Task prompt » State the number of lines in these records holding "的三边长分别为". Say nothing more.

Task data »
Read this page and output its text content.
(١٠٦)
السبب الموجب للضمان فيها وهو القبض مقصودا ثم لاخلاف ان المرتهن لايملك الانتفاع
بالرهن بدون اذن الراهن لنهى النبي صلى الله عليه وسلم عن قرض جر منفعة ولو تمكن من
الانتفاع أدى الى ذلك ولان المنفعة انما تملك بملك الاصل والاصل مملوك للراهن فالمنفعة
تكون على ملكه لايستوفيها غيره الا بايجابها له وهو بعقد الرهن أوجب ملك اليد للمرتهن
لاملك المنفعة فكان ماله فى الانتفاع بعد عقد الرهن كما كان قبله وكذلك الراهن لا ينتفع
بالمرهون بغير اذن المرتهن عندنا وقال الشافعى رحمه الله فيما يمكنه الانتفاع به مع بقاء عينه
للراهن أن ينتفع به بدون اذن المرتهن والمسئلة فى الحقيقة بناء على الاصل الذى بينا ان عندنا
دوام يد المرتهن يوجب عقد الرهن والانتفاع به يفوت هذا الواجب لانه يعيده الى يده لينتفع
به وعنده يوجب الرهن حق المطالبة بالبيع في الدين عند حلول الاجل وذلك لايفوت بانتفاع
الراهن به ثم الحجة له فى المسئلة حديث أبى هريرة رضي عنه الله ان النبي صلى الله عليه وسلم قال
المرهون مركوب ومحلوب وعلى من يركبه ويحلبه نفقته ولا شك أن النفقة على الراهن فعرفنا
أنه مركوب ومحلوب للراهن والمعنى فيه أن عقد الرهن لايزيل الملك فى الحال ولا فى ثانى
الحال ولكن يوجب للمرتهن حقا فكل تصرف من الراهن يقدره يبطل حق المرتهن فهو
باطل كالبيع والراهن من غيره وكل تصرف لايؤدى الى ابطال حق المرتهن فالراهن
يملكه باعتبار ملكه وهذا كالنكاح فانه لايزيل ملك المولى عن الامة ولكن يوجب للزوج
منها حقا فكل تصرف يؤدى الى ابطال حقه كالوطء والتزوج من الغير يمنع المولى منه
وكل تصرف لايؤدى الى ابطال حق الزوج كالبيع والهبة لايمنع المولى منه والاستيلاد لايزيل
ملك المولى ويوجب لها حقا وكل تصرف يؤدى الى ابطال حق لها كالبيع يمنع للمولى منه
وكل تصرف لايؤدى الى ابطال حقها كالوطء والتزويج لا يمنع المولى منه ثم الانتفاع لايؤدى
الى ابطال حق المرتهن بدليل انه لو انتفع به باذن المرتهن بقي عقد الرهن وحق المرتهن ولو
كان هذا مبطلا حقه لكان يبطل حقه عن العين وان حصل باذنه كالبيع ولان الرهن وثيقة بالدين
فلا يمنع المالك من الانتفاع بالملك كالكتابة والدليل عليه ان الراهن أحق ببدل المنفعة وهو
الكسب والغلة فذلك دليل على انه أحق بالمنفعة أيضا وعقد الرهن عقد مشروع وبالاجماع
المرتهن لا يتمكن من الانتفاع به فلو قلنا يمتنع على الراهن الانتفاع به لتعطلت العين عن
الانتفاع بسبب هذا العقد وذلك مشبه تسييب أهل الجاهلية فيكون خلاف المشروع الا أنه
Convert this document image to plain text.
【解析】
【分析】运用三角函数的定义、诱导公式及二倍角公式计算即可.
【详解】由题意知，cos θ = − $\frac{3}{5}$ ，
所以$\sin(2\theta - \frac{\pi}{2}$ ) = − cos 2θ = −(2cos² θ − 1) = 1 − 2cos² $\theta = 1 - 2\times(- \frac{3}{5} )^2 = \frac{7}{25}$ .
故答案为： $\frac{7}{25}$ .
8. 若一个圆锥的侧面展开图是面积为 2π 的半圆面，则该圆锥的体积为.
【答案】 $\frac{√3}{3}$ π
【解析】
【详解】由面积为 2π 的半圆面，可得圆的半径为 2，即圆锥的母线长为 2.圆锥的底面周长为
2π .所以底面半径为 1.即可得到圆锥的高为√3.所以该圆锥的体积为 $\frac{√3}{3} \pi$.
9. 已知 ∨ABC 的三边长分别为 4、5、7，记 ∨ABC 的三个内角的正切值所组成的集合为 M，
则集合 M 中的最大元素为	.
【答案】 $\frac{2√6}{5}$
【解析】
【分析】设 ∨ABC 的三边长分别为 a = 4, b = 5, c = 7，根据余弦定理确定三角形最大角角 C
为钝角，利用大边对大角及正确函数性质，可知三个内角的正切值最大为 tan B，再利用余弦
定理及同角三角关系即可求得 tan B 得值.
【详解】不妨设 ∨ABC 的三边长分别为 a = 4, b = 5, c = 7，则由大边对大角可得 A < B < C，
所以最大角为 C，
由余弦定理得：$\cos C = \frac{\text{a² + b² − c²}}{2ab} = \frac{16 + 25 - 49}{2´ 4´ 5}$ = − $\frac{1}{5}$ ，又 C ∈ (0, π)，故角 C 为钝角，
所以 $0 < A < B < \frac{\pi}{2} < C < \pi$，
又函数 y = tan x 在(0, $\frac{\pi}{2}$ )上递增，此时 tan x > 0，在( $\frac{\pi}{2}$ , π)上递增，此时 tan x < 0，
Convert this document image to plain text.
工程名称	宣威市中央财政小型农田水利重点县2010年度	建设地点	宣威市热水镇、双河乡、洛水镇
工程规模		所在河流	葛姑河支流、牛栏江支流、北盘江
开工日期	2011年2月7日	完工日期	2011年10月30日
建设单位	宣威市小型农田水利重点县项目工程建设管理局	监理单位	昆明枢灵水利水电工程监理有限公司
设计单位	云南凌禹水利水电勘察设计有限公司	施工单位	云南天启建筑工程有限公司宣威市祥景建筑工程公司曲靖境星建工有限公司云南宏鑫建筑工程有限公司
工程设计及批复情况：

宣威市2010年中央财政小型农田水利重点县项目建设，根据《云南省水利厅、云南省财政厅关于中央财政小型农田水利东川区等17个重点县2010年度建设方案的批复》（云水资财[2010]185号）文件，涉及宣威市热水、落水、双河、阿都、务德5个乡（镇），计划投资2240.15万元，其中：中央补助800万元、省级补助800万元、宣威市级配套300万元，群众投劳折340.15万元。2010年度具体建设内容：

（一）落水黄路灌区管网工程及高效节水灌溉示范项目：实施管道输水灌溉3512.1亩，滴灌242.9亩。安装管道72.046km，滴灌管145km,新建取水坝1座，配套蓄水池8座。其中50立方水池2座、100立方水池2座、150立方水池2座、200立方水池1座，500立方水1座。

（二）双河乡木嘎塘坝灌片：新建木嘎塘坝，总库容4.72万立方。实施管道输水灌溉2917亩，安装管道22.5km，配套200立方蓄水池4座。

Result of the exercise » 3